* _Part of a data file_:
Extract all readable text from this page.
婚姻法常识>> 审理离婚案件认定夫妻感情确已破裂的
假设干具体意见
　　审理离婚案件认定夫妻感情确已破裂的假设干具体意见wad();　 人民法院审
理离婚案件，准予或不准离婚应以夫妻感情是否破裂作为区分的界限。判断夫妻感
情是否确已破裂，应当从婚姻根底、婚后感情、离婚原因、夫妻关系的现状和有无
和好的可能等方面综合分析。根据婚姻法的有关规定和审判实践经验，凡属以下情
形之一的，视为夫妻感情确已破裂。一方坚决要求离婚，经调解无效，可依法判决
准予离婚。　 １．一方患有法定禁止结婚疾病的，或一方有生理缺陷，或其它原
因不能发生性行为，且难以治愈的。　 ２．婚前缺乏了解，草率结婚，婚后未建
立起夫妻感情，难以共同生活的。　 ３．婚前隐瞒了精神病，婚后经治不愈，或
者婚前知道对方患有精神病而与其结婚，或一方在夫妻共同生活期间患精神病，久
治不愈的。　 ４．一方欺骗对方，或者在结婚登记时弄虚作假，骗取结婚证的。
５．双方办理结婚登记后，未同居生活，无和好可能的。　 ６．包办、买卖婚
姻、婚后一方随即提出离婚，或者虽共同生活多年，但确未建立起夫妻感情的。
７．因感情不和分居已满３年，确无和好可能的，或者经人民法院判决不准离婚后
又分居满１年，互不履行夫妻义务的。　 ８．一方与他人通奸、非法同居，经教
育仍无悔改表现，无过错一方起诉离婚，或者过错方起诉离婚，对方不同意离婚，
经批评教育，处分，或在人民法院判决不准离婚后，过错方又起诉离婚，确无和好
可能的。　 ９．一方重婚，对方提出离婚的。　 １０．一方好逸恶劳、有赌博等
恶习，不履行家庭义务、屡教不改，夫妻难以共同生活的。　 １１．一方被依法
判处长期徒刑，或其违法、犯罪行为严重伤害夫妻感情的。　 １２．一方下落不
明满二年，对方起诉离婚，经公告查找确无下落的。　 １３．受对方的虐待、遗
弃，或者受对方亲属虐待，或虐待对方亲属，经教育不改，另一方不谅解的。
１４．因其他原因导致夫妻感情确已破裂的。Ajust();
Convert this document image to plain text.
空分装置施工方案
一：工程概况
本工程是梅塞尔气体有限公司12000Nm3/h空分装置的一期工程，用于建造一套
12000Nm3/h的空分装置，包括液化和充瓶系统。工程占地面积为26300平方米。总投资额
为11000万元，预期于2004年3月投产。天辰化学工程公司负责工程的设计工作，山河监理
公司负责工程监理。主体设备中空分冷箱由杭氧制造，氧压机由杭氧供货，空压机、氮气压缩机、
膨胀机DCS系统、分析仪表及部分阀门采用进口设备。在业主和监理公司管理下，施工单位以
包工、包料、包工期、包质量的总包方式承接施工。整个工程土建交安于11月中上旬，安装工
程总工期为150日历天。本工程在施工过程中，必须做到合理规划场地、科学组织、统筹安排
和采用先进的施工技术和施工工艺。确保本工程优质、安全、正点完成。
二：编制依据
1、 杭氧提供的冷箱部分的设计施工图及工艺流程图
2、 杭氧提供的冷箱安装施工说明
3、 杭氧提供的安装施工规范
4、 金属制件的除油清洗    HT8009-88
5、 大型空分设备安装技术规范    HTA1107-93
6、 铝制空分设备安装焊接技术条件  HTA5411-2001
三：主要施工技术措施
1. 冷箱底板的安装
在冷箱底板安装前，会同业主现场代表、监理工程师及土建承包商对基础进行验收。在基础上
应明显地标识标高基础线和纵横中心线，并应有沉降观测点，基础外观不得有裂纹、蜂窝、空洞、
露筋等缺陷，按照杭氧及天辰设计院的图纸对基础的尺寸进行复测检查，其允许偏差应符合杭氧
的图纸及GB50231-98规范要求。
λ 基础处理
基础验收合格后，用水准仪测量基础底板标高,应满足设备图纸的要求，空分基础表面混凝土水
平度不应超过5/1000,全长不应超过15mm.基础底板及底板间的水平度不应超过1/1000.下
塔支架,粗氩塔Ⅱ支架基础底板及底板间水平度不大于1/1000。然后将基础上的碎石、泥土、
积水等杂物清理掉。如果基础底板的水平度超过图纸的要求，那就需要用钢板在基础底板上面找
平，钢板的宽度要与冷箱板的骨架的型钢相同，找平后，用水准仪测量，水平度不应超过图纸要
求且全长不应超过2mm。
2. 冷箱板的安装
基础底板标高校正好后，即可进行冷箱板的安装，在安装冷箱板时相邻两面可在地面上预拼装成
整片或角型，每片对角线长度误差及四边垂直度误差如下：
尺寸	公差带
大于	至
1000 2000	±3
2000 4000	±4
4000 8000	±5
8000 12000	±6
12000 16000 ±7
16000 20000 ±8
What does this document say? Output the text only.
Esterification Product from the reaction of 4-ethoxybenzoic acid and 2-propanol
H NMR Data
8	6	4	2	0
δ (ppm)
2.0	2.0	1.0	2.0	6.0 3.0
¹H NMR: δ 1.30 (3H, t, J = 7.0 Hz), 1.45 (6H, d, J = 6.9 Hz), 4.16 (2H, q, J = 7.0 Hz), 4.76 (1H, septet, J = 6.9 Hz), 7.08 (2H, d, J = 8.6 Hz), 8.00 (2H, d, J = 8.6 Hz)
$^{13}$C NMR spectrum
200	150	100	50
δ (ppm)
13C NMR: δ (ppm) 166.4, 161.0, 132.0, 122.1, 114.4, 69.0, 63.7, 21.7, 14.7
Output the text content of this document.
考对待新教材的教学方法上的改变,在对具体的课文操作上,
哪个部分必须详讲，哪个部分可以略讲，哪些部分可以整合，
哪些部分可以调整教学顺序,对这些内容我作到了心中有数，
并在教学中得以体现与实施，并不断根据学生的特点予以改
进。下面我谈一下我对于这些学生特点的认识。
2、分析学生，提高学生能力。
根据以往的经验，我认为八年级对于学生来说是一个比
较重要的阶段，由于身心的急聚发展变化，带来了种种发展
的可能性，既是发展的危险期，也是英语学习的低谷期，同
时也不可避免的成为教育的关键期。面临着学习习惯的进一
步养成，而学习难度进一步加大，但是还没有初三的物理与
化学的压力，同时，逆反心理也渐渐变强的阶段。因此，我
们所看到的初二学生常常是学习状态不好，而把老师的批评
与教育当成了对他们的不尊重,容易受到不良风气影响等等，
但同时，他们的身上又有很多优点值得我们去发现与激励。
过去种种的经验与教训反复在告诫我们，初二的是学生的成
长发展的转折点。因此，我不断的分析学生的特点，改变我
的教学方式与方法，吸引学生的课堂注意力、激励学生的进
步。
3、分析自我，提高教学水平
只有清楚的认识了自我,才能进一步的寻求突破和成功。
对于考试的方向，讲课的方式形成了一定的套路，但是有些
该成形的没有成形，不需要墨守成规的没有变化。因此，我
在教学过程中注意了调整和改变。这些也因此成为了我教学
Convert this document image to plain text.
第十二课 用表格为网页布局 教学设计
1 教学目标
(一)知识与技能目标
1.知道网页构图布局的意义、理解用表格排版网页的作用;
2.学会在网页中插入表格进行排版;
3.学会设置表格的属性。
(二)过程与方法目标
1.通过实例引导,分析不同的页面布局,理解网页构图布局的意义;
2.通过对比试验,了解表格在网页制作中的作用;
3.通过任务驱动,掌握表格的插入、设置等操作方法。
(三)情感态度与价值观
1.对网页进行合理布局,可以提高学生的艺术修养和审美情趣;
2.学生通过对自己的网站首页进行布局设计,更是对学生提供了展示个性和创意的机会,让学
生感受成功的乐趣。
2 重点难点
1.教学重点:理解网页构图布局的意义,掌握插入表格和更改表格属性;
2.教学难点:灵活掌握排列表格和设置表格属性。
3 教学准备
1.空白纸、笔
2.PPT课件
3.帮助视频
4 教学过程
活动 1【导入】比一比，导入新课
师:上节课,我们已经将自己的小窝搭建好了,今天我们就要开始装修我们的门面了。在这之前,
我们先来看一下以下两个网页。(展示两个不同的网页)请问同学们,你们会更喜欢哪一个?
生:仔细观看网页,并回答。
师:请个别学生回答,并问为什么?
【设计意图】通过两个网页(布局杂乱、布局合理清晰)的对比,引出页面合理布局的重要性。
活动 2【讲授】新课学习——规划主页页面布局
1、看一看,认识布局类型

* _Exercise_:
Copy each line of the listing that holds the word "理解网页构图布局的意义".

* _Task result_:
1.通过实例引导,分析不同的页面布局,理解网页构图布局的意义;
1.教学重点:理解网页构图布局的意义,掌握插入表格和更改表格属性;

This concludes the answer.